**Stated problem**. Identify the lines containing the word "title". Copy each one.

···

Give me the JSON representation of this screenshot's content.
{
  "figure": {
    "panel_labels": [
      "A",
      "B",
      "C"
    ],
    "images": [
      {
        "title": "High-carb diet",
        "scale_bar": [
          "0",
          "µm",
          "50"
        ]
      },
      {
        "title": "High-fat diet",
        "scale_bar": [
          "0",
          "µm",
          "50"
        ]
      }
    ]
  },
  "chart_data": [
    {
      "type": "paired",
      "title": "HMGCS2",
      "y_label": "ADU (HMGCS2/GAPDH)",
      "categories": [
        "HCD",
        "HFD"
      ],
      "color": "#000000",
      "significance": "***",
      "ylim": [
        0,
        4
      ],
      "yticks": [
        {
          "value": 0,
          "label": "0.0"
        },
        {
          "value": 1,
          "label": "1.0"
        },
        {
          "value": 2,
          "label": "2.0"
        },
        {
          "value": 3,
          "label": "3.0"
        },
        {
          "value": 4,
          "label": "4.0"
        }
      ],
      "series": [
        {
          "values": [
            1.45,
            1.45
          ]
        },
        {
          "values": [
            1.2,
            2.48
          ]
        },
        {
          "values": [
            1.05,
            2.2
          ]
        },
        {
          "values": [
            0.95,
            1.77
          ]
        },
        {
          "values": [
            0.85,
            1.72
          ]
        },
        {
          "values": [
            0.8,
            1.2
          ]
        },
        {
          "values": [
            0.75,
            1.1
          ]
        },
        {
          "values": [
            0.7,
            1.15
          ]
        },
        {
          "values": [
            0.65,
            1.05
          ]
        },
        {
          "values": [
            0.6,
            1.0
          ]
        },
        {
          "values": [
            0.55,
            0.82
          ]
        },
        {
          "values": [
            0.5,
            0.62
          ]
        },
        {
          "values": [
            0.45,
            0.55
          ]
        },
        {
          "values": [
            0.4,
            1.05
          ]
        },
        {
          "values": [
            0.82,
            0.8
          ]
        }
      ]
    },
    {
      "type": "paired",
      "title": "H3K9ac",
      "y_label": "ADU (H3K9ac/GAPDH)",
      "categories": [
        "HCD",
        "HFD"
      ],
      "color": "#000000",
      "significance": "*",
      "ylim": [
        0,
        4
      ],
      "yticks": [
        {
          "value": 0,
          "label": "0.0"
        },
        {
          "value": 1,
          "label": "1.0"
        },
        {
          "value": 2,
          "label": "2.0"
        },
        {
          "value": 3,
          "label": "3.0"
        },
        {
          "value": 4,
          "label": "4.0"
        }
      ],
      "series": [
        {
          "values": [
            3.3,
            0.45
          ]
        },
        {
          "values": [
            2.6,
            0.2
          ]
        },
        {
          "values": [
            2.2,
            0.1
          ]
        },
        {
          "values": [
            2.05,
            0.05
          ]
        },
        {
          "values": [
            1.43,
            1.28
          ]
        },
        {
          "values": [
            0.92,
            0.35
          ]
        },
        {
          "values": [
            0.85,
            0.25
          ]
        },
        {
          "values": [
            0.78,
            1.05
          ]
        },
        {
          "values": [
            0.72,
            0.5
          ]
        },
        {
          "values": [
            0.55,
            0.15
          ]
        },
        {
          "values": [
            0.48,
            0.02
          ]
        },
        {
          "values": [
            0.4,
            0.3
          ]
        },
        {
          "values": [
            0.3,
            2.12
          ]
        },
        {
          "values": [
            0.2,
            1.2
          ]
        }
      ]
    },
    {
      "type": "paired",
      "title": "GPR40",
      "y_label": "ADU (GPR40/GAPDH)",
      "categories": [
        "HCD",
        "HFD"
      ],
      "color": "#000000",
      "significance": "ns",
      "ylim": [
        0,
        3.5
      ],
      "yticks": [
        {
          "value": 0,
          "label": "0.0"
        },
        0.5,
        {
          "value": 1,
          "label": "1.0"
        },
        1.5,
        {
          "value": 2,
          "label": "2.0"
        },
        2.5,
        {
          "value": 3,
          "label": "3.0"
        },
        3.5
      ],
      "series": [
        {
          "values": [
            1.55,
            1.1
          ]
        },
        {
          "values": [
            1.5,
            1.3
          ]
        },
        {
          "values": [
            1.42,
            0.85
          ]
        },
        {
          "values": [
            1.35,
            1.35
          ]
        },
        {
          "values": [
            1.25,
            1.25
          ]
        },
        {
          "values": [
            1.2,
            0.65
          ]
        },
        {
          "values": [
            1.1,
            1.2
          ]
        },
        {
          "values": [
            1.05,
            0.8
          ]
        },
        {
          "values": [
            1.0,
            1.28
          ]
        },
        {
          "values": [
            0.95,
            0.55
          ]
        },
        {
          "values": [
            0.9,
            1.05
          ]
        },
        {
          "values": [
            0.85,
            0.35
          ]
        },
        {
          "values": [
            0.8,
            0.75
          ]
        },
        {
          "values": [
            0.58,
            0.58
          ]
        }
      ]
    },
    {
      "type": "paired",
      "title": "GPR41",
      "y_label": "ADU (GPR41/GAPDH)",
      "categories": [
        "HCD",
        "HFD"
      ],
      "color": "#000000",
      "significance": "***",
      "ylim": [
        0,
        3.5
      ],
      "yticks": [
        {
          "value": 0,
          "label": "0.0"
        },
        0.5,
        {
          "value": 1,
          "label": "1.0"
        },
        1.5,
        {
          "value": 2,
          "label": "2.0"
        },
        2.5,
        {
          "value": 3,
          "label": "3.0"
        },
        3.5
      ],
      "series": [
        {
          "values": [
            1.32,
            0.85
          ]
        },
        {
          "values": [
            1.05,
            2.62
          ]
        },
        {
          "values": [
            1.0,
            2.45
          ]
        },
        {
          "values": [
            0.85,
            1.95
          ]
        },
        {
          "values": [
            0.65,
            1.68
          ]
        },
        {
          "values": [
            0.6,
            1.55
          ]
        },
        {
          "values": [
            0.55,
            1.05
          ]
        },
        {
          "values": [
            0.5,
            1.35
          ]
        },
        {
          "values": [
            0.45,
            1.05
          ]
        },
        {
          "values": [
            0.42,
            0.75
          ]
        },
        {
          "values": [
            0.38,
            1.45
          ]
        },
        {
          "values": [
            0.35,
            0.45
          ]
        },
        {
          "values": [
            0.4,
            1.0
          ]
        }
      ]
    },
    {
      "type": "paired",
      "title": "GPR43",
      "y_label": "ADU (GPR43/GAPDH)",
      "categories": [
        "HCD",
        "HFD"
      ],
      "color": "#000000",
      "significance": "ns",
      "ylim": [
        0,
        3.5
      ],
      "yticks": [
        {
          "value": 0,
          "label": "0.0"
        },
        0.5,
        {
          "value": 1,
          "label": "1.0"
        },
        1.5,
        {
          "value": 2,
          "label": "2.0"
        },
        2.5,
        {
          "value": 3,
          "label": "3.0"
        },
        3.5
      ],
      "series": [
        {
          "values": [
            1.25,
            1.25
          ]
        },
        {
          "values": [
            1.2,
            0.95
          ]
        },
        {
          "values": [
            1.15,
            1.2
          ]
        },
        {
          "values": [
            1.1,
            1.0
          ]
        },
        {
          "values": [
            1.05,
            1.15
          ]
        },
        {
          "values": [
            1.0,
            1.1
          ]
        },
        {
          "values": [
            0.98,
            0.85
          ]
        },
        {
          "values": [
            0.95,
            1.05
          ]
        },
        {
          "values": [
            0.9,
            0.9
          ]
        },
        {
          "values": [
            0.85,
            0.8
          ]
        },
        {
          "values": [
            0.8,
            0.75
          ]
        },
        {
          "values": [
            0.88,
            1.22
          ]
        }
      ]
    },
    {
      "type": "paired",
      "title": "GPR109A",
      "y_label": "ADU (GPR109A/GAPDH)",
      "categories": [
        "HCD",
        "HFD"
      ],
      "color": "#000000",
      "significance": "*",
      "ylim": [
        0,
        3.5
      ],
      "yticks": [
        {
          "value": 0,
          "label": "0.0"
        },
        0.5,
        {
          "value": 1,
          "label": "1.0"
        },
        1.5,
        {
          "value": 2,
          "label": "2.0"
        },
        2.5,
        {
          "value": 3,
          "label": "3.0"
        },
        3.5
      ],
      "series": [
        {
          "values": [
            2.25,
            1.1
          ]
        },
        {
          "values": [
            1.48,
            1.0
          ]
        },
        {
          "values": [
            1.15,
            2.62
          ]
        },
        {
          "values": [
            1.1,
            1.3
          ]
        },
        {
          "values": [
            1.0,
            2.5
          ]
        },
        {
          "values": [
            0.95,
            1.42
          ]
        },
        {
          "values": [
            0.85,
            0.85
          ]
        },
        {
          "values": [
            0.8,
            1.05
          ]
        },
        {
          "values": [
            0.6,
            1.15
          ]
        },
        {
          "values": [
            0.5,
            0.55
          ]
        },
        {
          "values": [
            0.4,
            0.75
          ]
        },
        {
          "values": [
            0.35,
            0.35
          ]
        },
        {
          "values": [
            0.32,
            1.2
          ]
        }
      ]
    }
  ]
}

···

**Answer for this exercise**.
        "title": "High-carb diet",
        "title": "High-fat diet",
      "title": "HMGCS2",
      "title": "H3K9ac",
      "title": "GPR40",
      "title": "GPR41",
      "title": "GPR43",
      "title": "GPR109A",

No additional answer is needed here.